[Extrait source]:
# # #

Rendons grâce aux éditions de Fallois (dont le fondateur** est un éminent proustologue) de nous avoir offert un si beau et stimulant essai qui nous (re)donne envie de (re)lire*** avec un regard éclairé cette prodigieuse machine à démasquer nos grimaces qu’est la Recherche.


« Charlus ne dissimule pas l’impression de médiocrité que lui a laissée Marcel lors de leur rencontre à Balbec, sur son «inconsidération» (II, 581-582), et creuse ainsi entre eux l’incommensurable distance du rang, de l’âge et de l’esprit pour mieux se donner les gants de daigner ensuite consentir à la combler. Inexplica­blement, par un pur élan d’oblation, un être qui est tout va élire un être qui n’est à peu près rien pour le hausser jusqu’à lui.
L’opération a quelque chose de tellement impro­bable qu’elle tient véritablement de la magie, ou du conte de fées. Comme dans les Mille et une nuits, le baron veut faire figure de «génie bienfaisant» (II, 587), détenteur d’un sésame quasi surnaturel (II, 589), auprès de celui qui semblait devoir végéter dans son ornière et verra d’un seul coup sa vie trans­figurée par le don de ses bontés.

# # #

[Entrées affichées]:
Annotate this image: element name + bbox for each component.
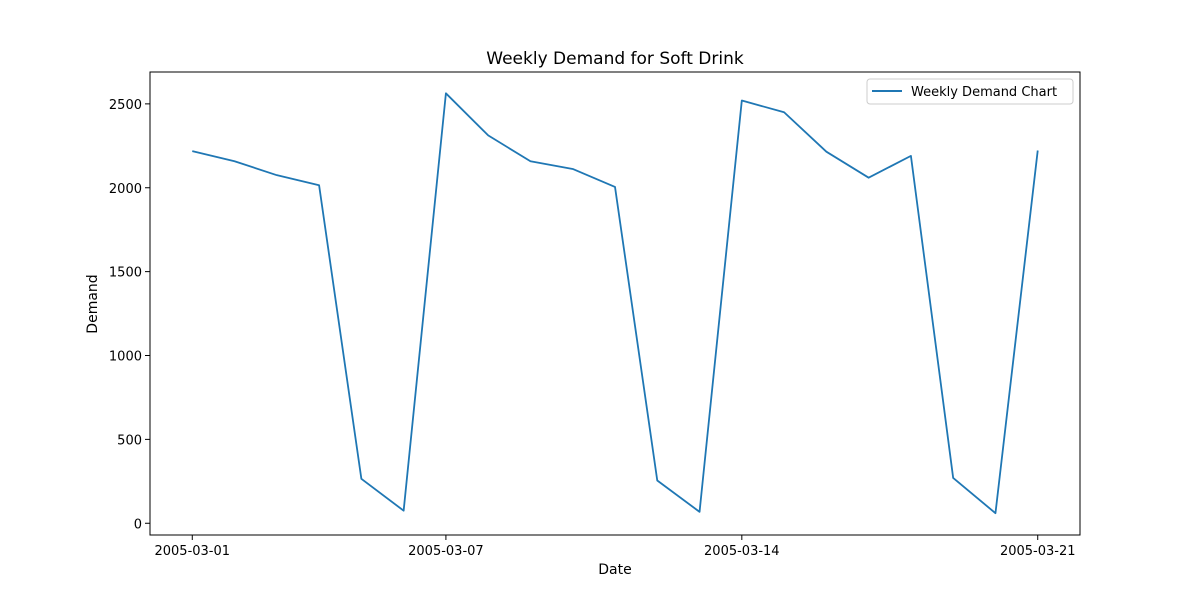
legend: Weekly Demand Chart: [866, 78, 1074, 105]
y-axis-label: Demand: [85, 274, 101, 333]
x-tick-label: 2005-03-07: [408, 544, 484, 559]
series-line: [192, 92, 1039, 515]
chart-title: Weekly Demand for Soft Drink: [486, 49, 744, 69]
y-axis: 0 500 1000 1500 2000 2500: [109, 98, 150, 532]
y-tick-label: 1000: [109, 350, 142, 365]
x-tick-label: 2005-03-01: [154, 544, 230, 559]
y-tick-label: 0: [134, 517, 142, 532]
x-tick-label: 2005-03-21: [1000, 544, 1076, 559]
x-axis: 2005-03-01 2005-03-07 2005-03-14 2005-03-21: [154, 535, 1076, 559]
plot-frame: [149, 71, 1081, 536]
legend-label: Weekly Demand Chart: [911, 85, 1057, 100]
legend-box: [866, 78, 1074, 105]
x-axis-label: Date: [598, 562, 631, 578]
y-tick-label: 2500: [109, 98, 142, 113]
x-tick-label: 2005-03-14: [704, 544, 780, 559]
y-tick-label: 1500: [109, 266, 142, 281]
y-tick-label: 500: [117, 433, 142, 448]
y-tick-label: 2000: [109, 182, 142, 197]
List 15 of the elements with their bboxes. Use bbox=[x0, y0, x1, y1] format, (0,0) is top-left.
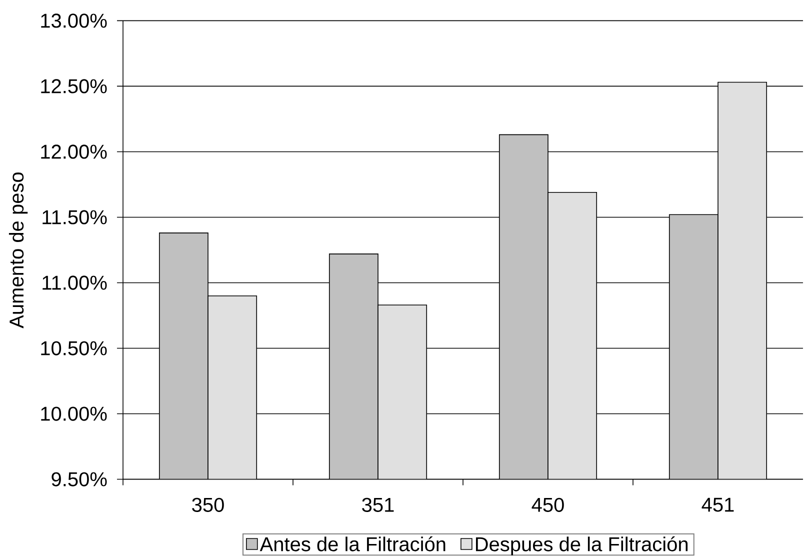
x-tick-label: 450 bbox=[532, 498, 564, 512]
y-tick-label: 9.50% bbox=[52, 472, 107, 486]
x-tick-label: 350 bbox=[192, 498, 224, 512]
y-tick-label: 10.50% bbox=[41, 341, 107, 356]
y-tick-label: 10.00% bbox=[41, 406, 107, 421]
y-tick-label: 11.50% bbox=[42, 210, 107, 224]
y-tick-label: 13.00% bbox=[41, 14, 107, 28]
x-tick-label: 451 bbox=[702, 498, 734, 512]
legend-label: Despues de la Filtración bbox=[476, 536, 688, 556]
x-tick-label: 351 bbox=[362, 498, 394, 512]
y-axis-title: Aumento de peso bbox=[8, 172, 28, 328]
legend-label: Antes de la Filtración bbox=[260, 536, 446, 552]
y-tick-label: 11.00% bbox=[42, 276, 107, 290]
y-tick-label: 12.50% bbox=[41, 79, 107, 94]
y-tick-label: 12.00% bbox=[41, 144, 107, 159]
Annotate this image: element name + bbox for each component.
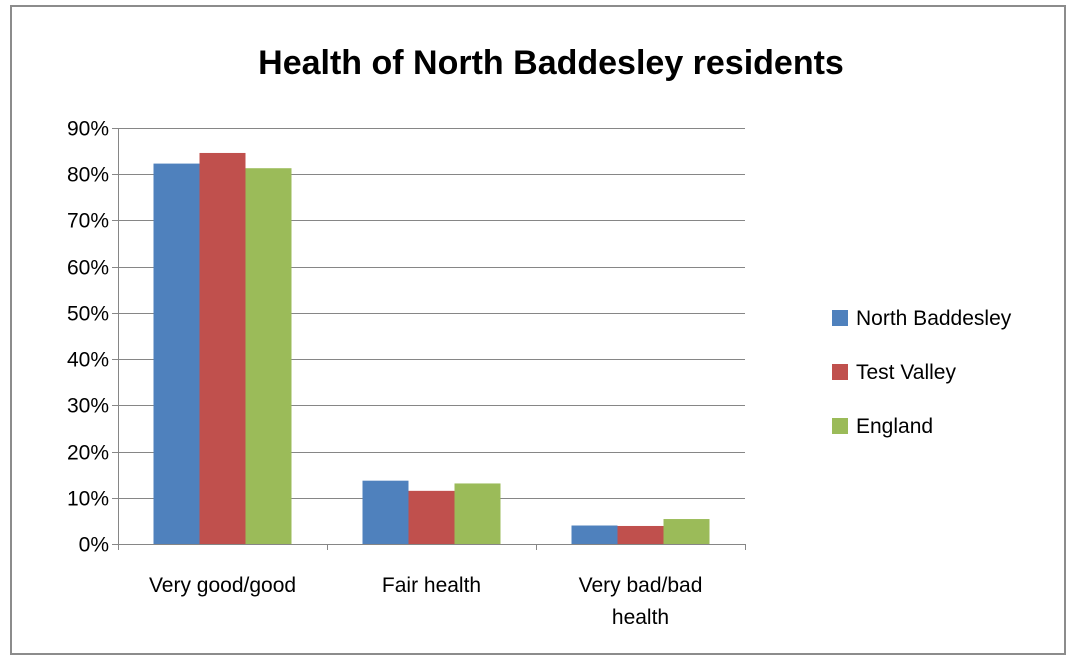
chart-title: Health of North Baddesley residents: [258, 44, 844, 82]
x-tick-label: health: [612, 606, 669, 629]
axes: [112, 128, 746, 550]
bar-test-valley: [408, 490, 455, 544]
legend: North Baddesley Test Valley England: [832, 307, 1012, 438]
bar-england: [663, 519, 710, 544]
legend-label: Test Valley: [856, 361, 956, 384]
bar-england: [245, 168, 292, 545]
bar-england: [454, 483, 501, 544]
y-tick-label: 30%: [67, 395, 109, 418]
y-tick-label: 90%: [67, 118, 109, 141]
x-tick-label: Very bad/bad: [579, 574, 703, 597]
legend-label: England: [856, 415, 933, 438]
bar-north-baddesley: [362, 480, 409, 544]
y-tick-label: 20%: [67, 442, 109, 465]
legend-label: North Baddesley: [856, 307, 1012, 330]
bar-north-baddesley: [153, 163, 200, 544]
legend-swatch: [832, 364, 848, 380]
legend-swatch: [832, 310, 848, 326]
bars: [153, 152, 710, 545]
x-tick-label: Very good/good: [149, 574, 296, 597]
bar-test-valley: [199, 152, 246, 544]
bar-north-baddesley: [571, 525, 618, 544]
y-tick-label: 60%: [67, 257, 109, 280]
legend-swatch: [832, 418, 848, 434]
x-tick-label: Fair health: [382, 574, 481, 597]
y-tick-label: 70%: [67, 210, 109, 233]
y-axis-ticks: 0% 10% 20% 30% 40% 50% 60% 70% 80% 90%: [67, 118, 109, 557]
bar-test-valley: [617, 525, 664, 544]
y-tick-label: 40%: [67, 349, 109, 372]
x-axis-labels: Very good/good Fair health Very bad/bad hea…: [149, 574, 702, 629]
y-tick-label: 0%: [79, 534, 109, 557]
y-tick-label: 50%: [67, 303, 109, 326]
y-tick-label: 10%: [67, 488, 109, 511]
y-tick-label: 80%: [67, 164, 109, 187]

# # #

[Consignes]:
(a) Recopiez mot pour mot le passage de l'extrait sur la Recherche qui commence par « L’opération a quelque » et se poursuit jusqu'à « de ses bontés. ».
(b) Répondez aux questions suivantes sur l'extrait sur la Recherche :
(i) Quelles éditions le texte remercie-t-il ?
(ii) Dans quel lieu Charlus et Marcel se sont-ils rencontrés ?
(iii) Dans quelle œuvre trouve-t-on le « génie bienfaisant » dont le baron veut faire figure ?

[Réponses attendues]:
(a)
L’opération a quelque chose de tellement impro­bable qu’elle tient véritablement de la magie, ou du conte de fées. Comme dans les Mille et une nuits, le baron veut faire figure de «génie bienfaisant» (II, 587), détenteur d’un sésame quasi surnaturel (II, 589), auprès de celui qui semblait devoir végéter dans son ornière et verra d’un seul coup sa vie trans­figurée par le don de ses bontés.

(b)
(i) Les éditions de Fallois.
(ii) À Balbec.
(iii) Dans les Mille et une nuits.